— START OF Extracted information —

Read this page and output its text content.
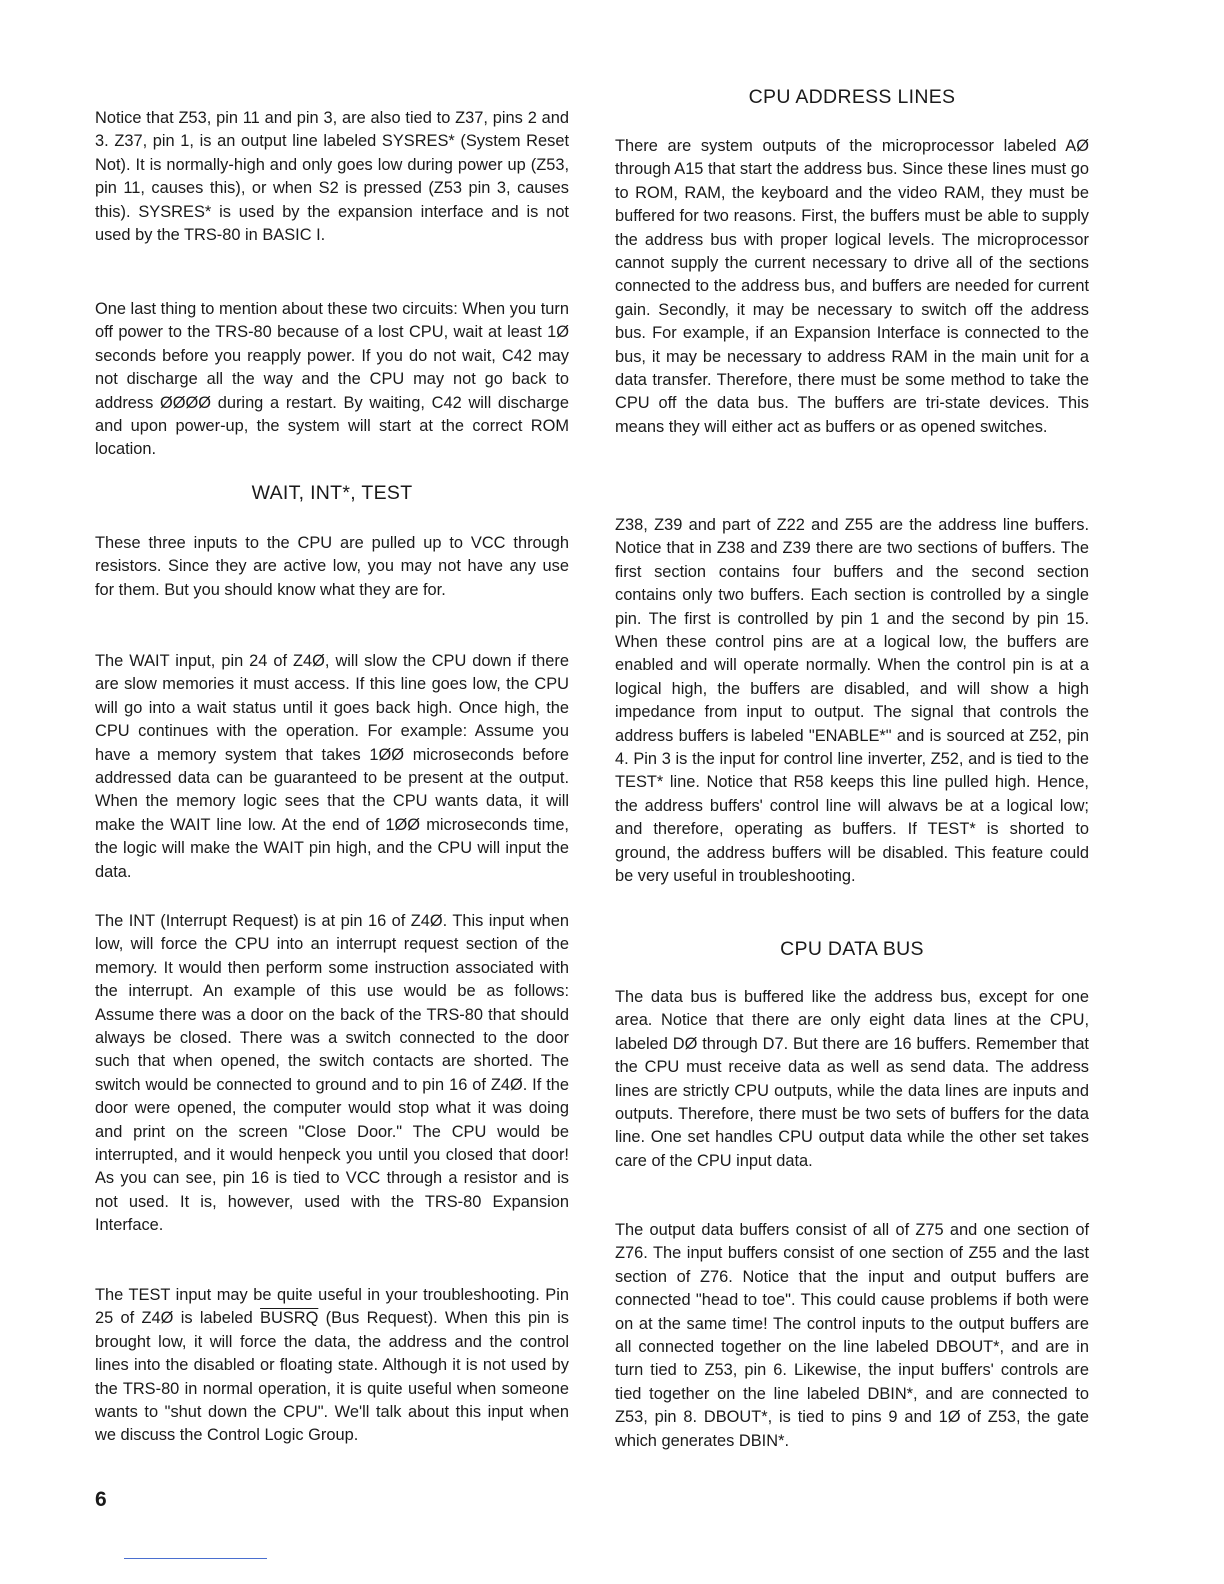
Notice that Z53, pin 11 and pin 3, are also tied to Z37, pins 2 and 3. Z37, pin 1, is an output line labeled SYSRES* (System Reset Not). It is normally-high and only goes low during power up (Z53, pin 11, causes this), or when S2 is pressed (Z53 pin 3, causes this). SYSRES* is used by the expansion interface and is not used by the TRS-80 in BASIC I.

One last thing to mention about these two circuits: When you turn off power to the TRS-80 because of a lost CPU, wait at least 1Ø seconds before you reapply power. If you do not wait, C42 may not discharge all the way and the CPU may not go back to address ØØØØ during a restart. By waiting, C42 will discharge and upon power-up, the system will start at the correct ROM location.

WAIT, INT*, TEST

These three inputs to the CPU are pulled up to VCC through resistors. Since they are active low, you may not have any use for them. But you should know what they are for.

The WAIT input, pin 24 of Z4Ø, will slow the CPU down if there are slow memories it must access. If this line goes low, the CPU will go into a wait status until it goes back high. Once high, the CPU continues with the operation. For example: Assume you have a memory system that takes 1ØØ microseconds before addressed data can be guaranteed to be present at the output. When the memory logic sees that the CPU wants data, it will make the WAIT line low. At the end of 1ØØ microseconds time, the logic will make the WAIT pin high, and the CPU will input the data.

The INT (Interrupt Request) is at pin 16 of Z4Ø. This input when low, will force the CPU into an interrupt request section of the memory. It would then perform some instruction associated with the interrupt. An example of this use would be as follows: Assume there was a door on the back of the TRS-80 that should always be closed. There was a switch connected to the door such that when opened, the switch contacts are shorted. The switch would be connected to ground and to pin 16 of Z4Ø. If the door were opened, the computer would stop what it was doing and print on the screen "Close Door." The CPU would be interrupted, and it would henpeck you until you closed that door! As you can see, pin 16 is tied to VCC through a resistor and is not used. It is, however, used with the TRS-80 Expansion Interface.

The TEST input may be quite useful in your troubleshooting. Pin 25 of Z4Ø is labeled BUSRQ (Bus Request). When this pin is brought low, it will force the data, the address and the control lines into the disabled or floating state. Although it is not used by the TRS-80 in normal operation, it is quite useful when someone wants to "shut down the CPU". We'll talk about this input when we discuss the Control Logic Group.

CPU ADDRESS LINES

There are system outputs of the microprocessor labeled AØ through A15 that start the address bus. Since these lines must go to ROM, RAM, the keyboard and the video RAM, they must be buffered for two reasons. First, the buffers must be able to supply the address bus with proper logical levels. The microprocessor cannot supply the current necessary to drive all of the sections connected to the address bus, and buffers are needed for current gain. Secondly, it may be necessary to switch off the address bus. For example, if an Expansion Interface is connected to the bus, it may be necessary to address RAM in the main unit for a data transfer. Therefore, there must be some method to take the CPU off the data bus. The buffers are tri-state devices. This means they will either act as buffers or as opened switches.

Z38, Z39 and part of Z22 and Z55 are the address line buffers. Notice that in Z38 and Z39 there are two sections of buffers. The first section contains four buffers and the second section contains only two buffers. Each section is controlled by a single pin. The first is controlled by pin 1 and the second by pin 15. When these control pins are at a logical low, the buffers are enabled and will operate normally. When the control pin is at a logical high, the buffers are disabled, and will show a high impedance from input to output. The signal that controls the address buffers is labeled "ENABLE*" and is sourced at Z52, pin 4. Pin 3 is the input for control line inverter, Z52, and is tied to the TEST* line. Notice that R58 keeps this line pulled high. Hence, the address buffers' control line will alwavs be at a logical low; and therefore, operating as buffers. If TEST* is shorted to ground, the address buffers will be disabled. This feature could be very useful in troubleshooting.

CPU DATA BUS

The data bus is buffered like the address bus, except for one area. Notice that there are only eight data lines at the CPU, labeled DØ through D7. But there are 16 buffers. Remember that the CPU must receive data as well as send data. The address lines are strictly CPU outputs, while the data lines are inputs and outputs. Therefore, there must be two sets of buffers for the data line. One set handles CPU output data while the other set takes care of the CPU input data.

The output data buffers consist of all of Z75 and one section of Z76. The input buffers consist of one section of Z55 and the last section of Z76. Notice that the input and output buffers are connected "head to toe". This could cause problems if both were on at the same time! The control inputs to the output buffers are all connected together on the line labeled DBOUT*, and are in turn tied to Z53, pin 6. Likewise, the input buffers' controls are tied together on the line labeled DBIN*, and are connected to Z53, pin 8. DBOUT*, is tied to pins 9 and 1Ø of Z53, the gate which generates DBIN*.

6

— END OF Extracted information —

> The request: Isolate the lines above that contain the word "inputs" and copy them.

> Problem solution:
These three inputs to the CPU are pulled up to VCC through resistors. Since they are active low, you may not have any use for them. But you should know what they are for.
The data bus is buffered like the address bus, except for one area. Notice that there are only eight data lines at the CPU, labeled DØ through D7. But there are 16 buffers. Remember that the CPU must receive data as well as send data. The address lines are strictly CPU outputs, while the data lines are inputs and outputs. Therefore, there must be two sets of buffers for the data line. One set handles CPU output data while the other set takes care of the CPU input data.
The output data buffers consist of all of Z75 and one section of Z76. The input buffers consist of one section of Z55 and the last section of Z76. Notice that the input and output buffers are connected "head to toe". This could cause problems if both were on at the same time! The control inputs to the output buffers are all connected together on the line labeled DBOUT*, and are in turn tied to Z53, pin 6. Likewise, the input buffers' controls are tied together on the line labeled DBIN*, and are connected to Z53, pin 8. DBOUT*, is tied to pins 9 and 1Ø of Z53, the gate which generates DBIN*.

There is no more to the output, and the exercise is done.